# TEXTE EXTRAIT:

========

M. Fournier: Comme le ministre nous rappelle souvent que ça fait 30 ans qu'on a eu la phase I puis qu'on va passer à la phase II 30 ans après, peut-être que c'est prématuré, puis il faudrait attendre 30 ans pour la phase III et laisser la place des citoyens... Non, non, je badine, là, on pourra certainement trouver des mécanismes soit dans le temps ou sous d'autres forums pour que le citoyen puisse intervenir dans un débat, à mon avis, qui le concerne, dans une des questions les plus compliquées à régler: Comment le citoyen et la collectivité se marient. C'est évolutif en plus.
Je termine en vous amenant sur la question de la vaccination. Selon vous, le fait qu'on demande une autorisation à chaque étape, à chaque vaccin peut-il constituer un frein à la vaccination ou ça changera rien dans... Les gens donnent leur consentement, bon, puis ça changera rien de... Ça empêchera pas qu'on vaccine les gens. Que d'avoir une autorisation généralisée... une autorisation ponctuelle, pour vous, ça ne changerait pas la réalité des faits?
Mme Champoux-Lesage (Pauline): Autrement dit, la recommandation que nous faisons, si vous pensez que ça va être un frein à la vaccination? Non, je ne croirais pas personnellement, mais...
Une voix: ...
Mme Champoux-Lesage (Pauline): C'est l'inscription au registre seulement, là...
M. Fournier: Oui, mais, bon...
Mme Champoux-Lesage (Pauline): ...et les gens sont en processus de vaccination au moment où on demande d'inscrire au registre. Alors, je pense pas que ça amène les gens à dire: Je me ferai plus vacciner ou j'irai pas me faire vacciner.

========

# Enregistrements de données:
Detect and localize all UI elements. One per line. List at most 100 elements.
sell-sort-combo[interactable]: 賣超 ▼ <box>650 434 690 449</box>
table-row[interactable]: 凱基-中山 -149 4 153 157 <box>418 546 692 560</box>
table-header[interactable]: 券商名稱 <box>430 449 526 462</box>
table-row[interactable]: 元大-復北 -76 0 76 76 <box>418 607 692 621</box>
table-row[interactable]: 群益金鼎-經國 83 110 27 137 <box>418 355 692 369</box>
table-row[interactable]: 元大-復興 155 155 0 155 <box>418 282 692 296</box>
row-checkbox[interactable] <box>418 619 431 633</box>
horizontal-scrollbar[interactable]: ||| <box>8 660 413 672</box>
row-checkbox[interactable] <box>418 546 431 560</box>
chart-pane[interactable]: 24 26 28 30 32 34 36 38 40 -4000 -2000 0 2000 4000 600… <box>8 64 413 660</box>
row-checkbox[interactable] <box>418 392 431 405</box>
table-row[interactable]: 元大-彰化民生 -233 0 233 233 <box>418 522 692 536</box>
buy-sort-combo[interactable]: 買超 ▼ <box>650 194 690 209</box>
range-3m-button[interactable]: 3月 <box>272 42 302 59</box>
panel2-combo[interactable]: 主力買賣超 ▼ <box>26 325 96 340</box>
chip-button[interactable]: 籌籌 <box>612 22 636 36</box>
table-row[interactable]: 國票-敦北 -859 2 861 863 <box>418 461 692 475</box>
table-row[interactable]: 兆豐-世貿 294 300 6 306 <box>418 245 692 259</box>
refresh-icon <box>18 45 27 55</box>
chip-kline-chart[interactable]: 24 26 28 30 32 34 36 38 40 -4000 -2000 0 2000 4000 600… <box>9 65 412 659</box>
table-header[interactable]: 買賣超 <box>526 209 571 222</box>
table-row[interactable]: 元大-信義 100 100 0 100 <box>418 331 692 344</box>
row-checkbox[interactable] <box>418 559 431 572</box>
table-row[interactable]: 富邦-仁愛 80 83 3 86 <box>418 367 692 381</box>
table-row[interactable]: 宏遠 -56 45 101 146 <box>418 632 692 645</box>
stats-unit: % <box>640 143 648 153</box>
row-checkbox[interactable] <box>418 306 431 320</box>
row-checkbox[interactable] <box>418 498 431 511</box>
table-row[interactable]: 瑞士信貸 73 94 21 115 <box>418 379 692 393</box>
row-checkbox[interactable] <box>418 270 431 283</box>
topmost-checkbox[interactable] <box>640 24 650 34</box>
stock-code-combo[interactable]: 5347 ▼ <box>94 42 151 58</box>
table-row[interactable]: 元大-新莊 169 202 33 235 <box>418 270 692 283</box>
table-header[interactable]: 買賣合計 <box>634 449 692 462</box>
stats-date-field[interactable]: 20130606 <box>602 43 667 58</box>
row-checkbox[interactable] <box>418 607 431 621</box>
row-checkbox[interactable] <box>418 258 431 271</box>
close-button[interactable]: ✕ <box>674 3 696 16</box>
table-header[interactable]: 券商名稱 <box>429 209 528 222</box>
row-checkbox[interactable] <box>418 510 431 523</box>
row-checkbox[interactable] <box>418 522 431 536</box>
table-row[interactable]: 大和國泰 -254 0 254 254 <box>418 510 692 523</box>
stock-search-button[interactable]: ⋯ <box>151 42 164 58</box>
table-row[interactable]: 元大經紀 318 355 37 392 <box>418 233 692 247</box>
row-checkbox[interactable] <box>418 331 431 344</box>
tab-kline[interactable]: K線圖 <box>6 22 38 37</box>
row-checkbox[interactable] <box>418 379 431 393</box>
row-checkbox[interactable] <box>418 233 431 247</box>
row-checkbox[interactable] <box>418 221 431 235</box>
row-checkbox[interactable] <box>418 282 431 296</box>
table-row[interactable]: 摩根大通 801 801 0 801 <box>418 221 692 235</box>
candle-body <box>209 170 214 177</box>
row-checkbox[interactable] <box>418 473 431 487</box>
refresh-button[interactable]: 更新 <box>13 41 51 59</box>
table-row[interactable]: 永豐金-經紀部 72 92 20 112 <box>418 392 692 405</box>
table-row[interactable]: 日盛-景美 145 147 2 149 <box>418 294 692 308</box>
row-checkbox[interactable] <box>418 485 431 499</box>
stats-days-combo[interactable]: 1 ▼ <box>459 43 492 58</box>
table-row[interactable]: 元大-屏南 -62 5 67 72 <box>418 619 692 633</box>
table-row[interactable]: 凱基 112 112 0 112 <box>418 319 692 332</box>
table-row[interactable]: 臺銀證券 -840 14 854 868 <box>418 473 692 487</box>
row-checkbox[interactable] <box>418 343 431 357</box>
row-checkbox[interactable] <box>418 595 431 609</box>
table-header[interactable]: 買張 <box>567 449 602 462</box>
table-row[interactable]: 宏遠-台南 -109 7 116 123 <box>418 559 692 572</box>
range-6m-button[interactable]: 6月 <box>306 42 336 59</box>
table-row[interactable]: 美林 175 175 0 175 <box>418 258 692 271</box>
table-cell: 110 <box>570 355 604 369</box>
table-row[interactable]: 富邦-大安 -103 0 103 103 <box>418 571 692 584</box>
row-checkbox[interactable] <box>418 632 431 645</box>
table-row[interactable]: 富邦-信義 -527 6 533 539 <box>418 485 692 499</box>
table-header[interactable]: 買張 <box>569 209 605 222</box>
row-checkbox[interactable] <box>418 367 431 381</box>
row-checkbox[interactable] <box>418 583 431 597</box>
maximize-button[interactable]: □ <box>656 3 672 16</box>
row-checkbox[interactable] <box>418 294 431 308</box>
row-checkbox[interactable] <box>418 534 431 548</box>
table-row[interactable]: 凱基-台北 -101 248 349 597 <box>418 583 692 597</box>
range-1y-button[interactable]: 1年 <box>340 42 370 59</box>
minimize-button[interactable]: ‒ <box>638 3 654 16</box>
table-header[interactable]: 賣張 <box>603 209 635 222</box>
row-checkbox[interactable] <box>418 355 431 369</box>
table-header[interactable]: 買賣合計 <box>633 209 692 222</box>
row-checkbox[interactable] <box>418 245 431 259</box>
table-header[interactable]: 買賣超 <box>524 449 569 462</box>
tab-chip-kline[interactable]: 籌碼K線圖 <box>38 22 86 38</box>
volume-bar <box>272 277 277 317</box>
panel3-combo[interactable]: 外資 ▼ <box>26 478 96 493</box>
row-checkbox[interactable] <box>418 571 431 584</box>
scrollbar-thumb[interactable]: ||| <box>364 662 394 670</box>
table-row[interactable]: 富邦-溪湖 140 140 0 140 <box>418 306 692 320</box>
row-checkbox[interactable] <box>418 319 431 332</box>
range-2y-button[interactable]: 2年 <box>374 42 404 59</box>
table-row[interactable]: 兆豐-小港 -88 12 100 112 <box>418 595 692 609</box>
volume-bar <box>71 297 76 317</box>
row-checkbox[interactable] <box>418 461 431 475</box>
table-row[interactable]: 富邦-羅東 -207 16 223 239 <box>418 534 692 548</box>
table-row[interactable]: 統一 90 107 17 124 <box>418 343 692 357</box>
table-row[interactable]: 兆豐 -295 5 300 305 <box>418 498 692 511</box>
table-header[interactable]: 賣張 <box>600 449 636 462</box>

========

# TRAVAIL DEMANDÉ:
a: Dans l'extrait du débat, selon Mme Champoux-Lesage, à quel moment demande-t-on d'inscrire les gens au registre ?
b: Transcrivez l'extrait du débat en commençant par « Mme Champoux-Lesage (Pauline): Autrement » et en terminant par « me faire vacciner. ».

# CORRIGÉ:
a: Au moment où les gens sont en processus de vaccination.

b:
Mme Champoux-Lesage (Pauline): Autrement dit, la recommandation que nous faisons, si vous pensez que ça va être un frein à la vaccination? Non, je ne croirais pas personnellement, mais...
Une voix: ...
Mme Champoux-Lesage (Pauline): C'est l'inscription au registre seulement, là...
M. Fournier: Oui, mais, bon...
Mme Champoux-Lesage (Pauline): ...et les gens sont en processus de vaccination au moment où on demande d'inscrire au registre. Alors, je pense pas que ça amène les gens à dire: Je me ferai plus vacciner ou j'irai pas me faire vacciner.